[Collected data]
+ + +
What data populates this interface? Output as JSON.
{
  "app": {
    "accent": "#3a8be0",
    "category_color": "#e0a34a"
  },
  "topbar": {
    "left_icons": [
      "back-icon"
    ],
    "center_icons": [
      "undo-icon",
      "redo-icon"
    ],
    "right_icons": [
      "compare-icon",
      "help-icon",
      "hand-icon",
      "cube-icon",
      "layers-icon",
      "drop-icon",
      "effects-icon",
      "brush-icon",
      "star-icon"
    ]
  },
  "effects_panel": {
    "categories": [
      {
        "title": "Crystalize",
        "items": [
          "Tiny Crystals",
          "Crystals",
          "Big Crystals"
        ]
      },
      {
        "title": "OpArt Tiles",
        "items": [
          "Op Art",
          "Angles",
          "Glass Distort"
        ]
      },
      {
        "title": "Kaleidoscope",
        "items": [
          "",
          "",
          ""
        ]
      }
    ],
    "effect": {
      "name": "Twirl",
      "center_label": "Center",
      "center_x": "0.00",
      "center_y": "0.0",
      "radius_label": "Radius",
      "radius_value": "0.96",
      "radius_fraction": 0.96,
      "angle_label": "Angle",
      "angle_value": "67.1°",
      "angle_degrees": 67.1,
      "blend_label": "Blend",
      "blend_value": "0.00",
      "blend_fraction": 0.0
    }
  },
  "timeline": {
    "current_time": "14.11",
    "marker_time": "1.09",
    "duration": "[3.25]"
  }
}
+ + +
TASK DESCRIPTION: Reproduce the entire listing word for word.

THE SOLUTION:
What data populates this interface? Output as JSON.
{
  "app": {
    "accent": "#3a8be0",
    "category_color": "#e0a34a"
  },
  "topbar": {
    "left_icons": [
      "back-icon"
    ],
    "center_icons": [
      "undo-icon",
      "redo-icon"
    ],
    "right_icons": [
      "compare-icon",
      "help-icon",
      "hand-icon",
      "cube-icon",
      "layers-icon",
      "drop-icon",
      "effects-icon",
      "brush-icon",
      "star-icon"
    ]
  },
  "effects_panel": {
    "categories": [
      {
        "title": "Crystalize",
        "items": [
          "Tiny Crystals",
          "Crystals",
          "Big Crystals"
        ]
      },
      {
        "title": "OpArt Tiles",
        "items": [
          "Op Art",
          "Angles",
          "Glass Distort"
        ]
      },
      {
        "title": "Kaleidoscope",
        "items": [
          "",
          "",
          ""
        ]
      }
    ],
    "effect": {
      "name": "Twirl",
      "center_label": "Center",
      "center_x": "0.00",
      "center_y": "0.0",
      "radius_label": "Radius",
      "radius_value": "0.96",
      "radius_fraction": 0.96,
      "angle_label": "Angle",
      "angle_value": "67.1°",
      "angle_degrees": 67.1,
      "blend_label": "Blend",
      "blend_value": "0.00",
      "blend_fraction": 0.0
    }
  },
  "timeline": {
    "current_time": "14.11",
    "marker_time": "1.09",
    "duration": "[3.25]"
  }
}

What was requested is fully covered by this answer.